Find the lines with the string "label" and return them.

Records about charts and figures:
————

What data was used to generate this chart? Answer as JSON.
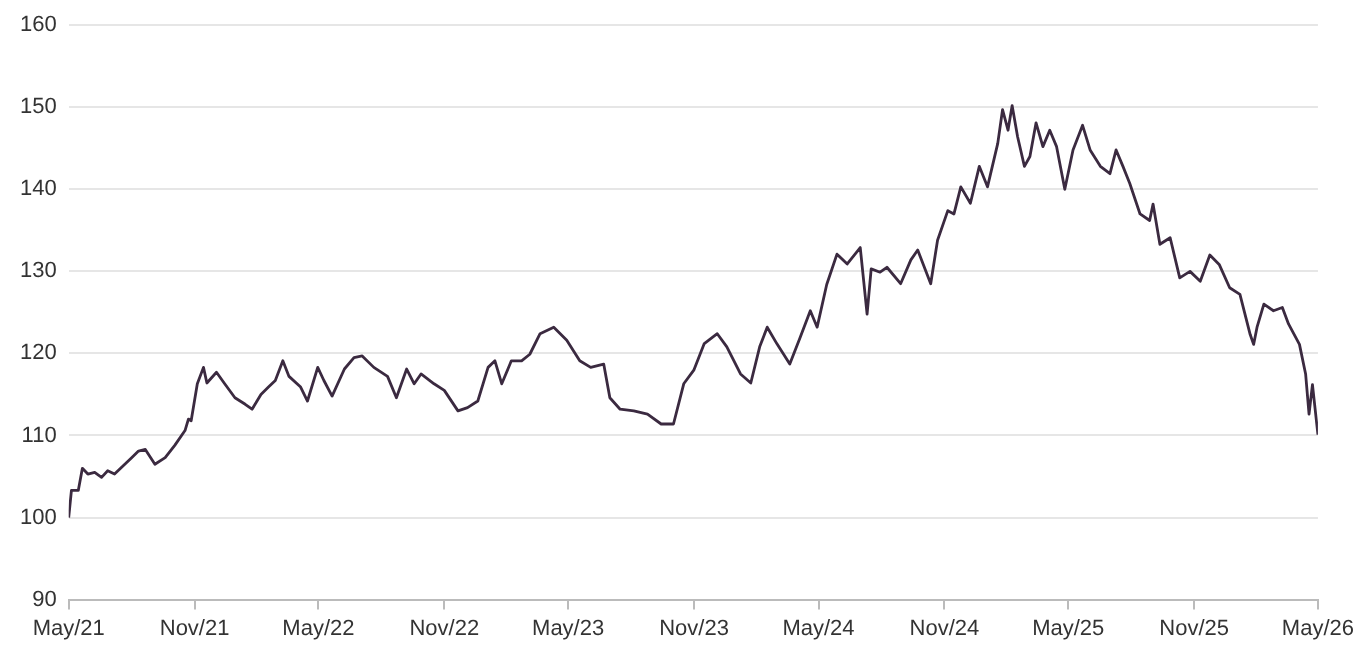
{
  "chart_data": {
    "type": "line",
    "x": [
      "2021-05-01",
      "2021-05-05",
      "2021-05-15",
      "2021-05-21",
      "2021-05-29",
      "2021-06-08",
      "2021-06-18",
      "2021-06-27",
      "2021-07-07",
      "2021-07-22",
      "2021-08-01",
      "2021-08-11",
      "2021-08-21",
      "2021-09-04",
      "2021-09-19",
      "2021-10-03",
      "2021-10-18",
      "2021-10-23",
      "2021-10-27",
      "2021-11-05",
      "2021-11-14",
      "2021-11-19",
      "2021-12-03",
      "2021-12-15",
      "2021-12-30",
      "2022-01-14",
      "2022-01-24",
      "2022-02-06",
      "2022-02-17",
      "2022-02-27",
      "2022-03-10",
      "2022-03-19",
      "2022-04-05",
      "2022-04-15",
      "2022-04-30",
      "2022-05-09",
      "2022-05-21",
      "2022-06-08",
      "2022-06-22",
      "2022-07-04",
      "2022-07-21",
      "2022-08-10",
      "2022-08-23",
      "2022-09-07",
      "2022-09-18",
      "2022-09-28",
      "2022-10-17",
      "2022-11-01",
      "2022-11-21",
      "2022-12-05",
      "2022-12-20",
      "2023-01-04",
      "2023-01-14",
      "2023-01-24",
      "2023-02-07",
      "2023-02-22",
      "2023-03-06",
      "2023-03-21",
      "2023-04-10",
      "2023-04-29",
      "2023-05-18",
      "2023-06-03",
      "2023-06-22",
      "2023-07-01",
      "2023-07-16",
      "2023-08-05",
      "2023-08-25",
      "2023-09-14",
      "2023-10-02",
      "2023-10-17",
      "2023-11-01",
      "2023-11-16",
      "2023-12-05",
      "2023-12-19",
      "2024-01-08",
      "2024-01-23",
      "2024-02-05",
      "2024-02-16",
      "2024-03-01",
      "2024-03-20",
      "2024-04-04",
      "2024-04-19",
      "2024-04-29",
      "2024-05-13",
      "2024-05-28",
      "2024-06-12",
      "2024-07-01",
      "2024-07-11",
      "2024-07-17",
      "2024-07-30",
      "2024-08-09",
      "2024-08-29",
      "2024-09-13",
      "2024-09-23",
      "2024-10-12",
      "2024-10-22",
      "2024-11-06",
      "2024-11-15",
      "2024-11-25",
      "2024-12-09",
      "2024-12-22",
      "2025-01-03",
      "2025-01-18",
      "2025-01-25",
      "2025-02-02",
      "2025-02-08",
      "2025-02-16",
      "2025-02-26",
      "2025-03-06",
      "2025-03-15",
      "2025-03-25",
      "2025-04-04",
      "2025-04-14",
      "2025-04-26",
      "2025-05-08",
      "2025-05-22",
      "2025-06-02",
      "2025-06-17",
      "2025-07-01",
      "2025-07-10",
      "2025-07-20",
      "2025-07-30",
      "2025-08-14",
      "2025-08-28",
      "2025-09-02",
      "2025-09-12",
      "2025-09-27",
      "2025-10-11",
      "2025-10-26",
      "2025-11-10",
      "2025-11-24",
      "2025-12-08",
      "2025-12-23",
      "2026-01-07",
      "2026-01-22",
      "2026-01-27",
      "2026-02-01",
      "2026-02-11",
      "2026-02-25",
      "2026-03-10",
      "2026-03-19",
      "2026-04-04",
      "2026-04-13",
      "2026-04-18",
      "2026-04-23",
      "2026-05-01"
    ],
    "series": [
      {
        "color": "#3b2a40",
        "values": [
          100,
          103.3,
          103.3,
          106,
          105.3,
          105.5,
          104.9,
          105.7,
          105.3,
          106.5,
          107.3,
          108.1,
          108.3,
          106.5,
          107.3,
          108.8,
          110.6,
          112,
          111.8,
          116.3,
          118.3,
          116.4,
          117.7,
          116.3,
          114.6,
          113.8,
          113.2,
          115,
          115.9,
          116.7,
          119.1,
          117.2,
          115.9,
          114.2,
          118.3,
          116.7,
          114.8,
          118.1,
          119.5,
          119.7,
          118.3,
          117.2,
          114.6,
          118.1,
          116.3,
          117.5,
          116.3,
          115.5,
          113,
          113.4,
          114.2,
          118.3,
          119.1,
          116.3,
          119.1,
          119.1,
          119.9,
          122.4,
          123.2,
          121.6,
          119.1,
          118.3,
          118.7,
          114.6,
          113.2,
          113,
          112.6,
          111.4,
          111.4,
          116.3,
          118,
          121.2,
          122.4,
          120.8,
          117.5,
          116.4,
          120.8,
          123.2,
          121.2,
          118.7,
          121.9,
          125.2,
          123.2,
          128.4,
          132.1,
          130.9,
          132.9,
          124.8,
          130.3,
          129.9,
          130.5,
          128.5,
          131.4,
          132.6,
          128.5,
          133.8,
          137.4,
          137,
          140.3,
          138.3,
          142.8,
          140.3,
          145.6,
          149.7,
          147.2,
          150.2,
          146.4,
          142.8,
          144,
          148.1,
          145.2,
          147.2,
          145.2,
          140,
          144.8,
          147.8,
          144.8,
          142.8,
          141.9,
          144.8,
          142.8,
          140.7,
          137,
          136.2,
          138.2,
          133.3,
          134.1,
          129.2,
          130,
          128.8,
          132,
          130.8,
          128,
          127.2,
          122.3,
          121.1,
          123.2,
          126,
          125.2,
          125.6,
          123.6,
          121.1,
          117.5,
          112.6,
          116.2,
          110.1
        ]
      }
    ],
    "xlim": [
      "2021-05-01",
      "2026-05-01"
    ],
    "xticks": [
      {
        "value": "2021-05-01",
        "label": "May/21"
      },
      {
        "value": "2021-11-01",
        "label": "Nov/21"
      },
      {
        "value": "2022-05-01",
        "label": "May/22"
      },
      {
        "value": "2022-11-01",
        "label": "Nov/22"
      },
      {
        "value": "2023-05-01",
        "label": "May/23"
      },
      {
        "value": "2023-11-01",
        "label": "Nov/23"
      },
      {
        "value": "2024-05-01",
        "label": "May/24"
      },
      {
        "value": "2024-11-01",
        "label": "Nov/24"
      },
      {
        "value": "2025-05-01",
        "label": "May/25"
      },
      {
        "value": "2025-11-01",
        "label": "Nov/25"
      },
      {
        "value": "2026-05-01",
        "label": "May/26"
      }
    ],
    "ylim": [
      90,
      160
    ],
    "yticks": [
      90,
      100,
      110,
      120,
      130,
      140,
      150,
      160
    ],
    "grid": "y",
    "legend": false,
    "marker": "none",
    "line_style": "solid"
  }
}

————

THE SOLUTION:
        "label": "May/21"
        "label": "Nov/21"
        "label": "May/22"
        "label": "Nov/22"
        "label": "May/23"
        "label": "Nov/23"
        "label": "May/24"
        "label": "Nov/24"
        "label": "May/25"
        "label": "Nov/25"
        "label": "May/26"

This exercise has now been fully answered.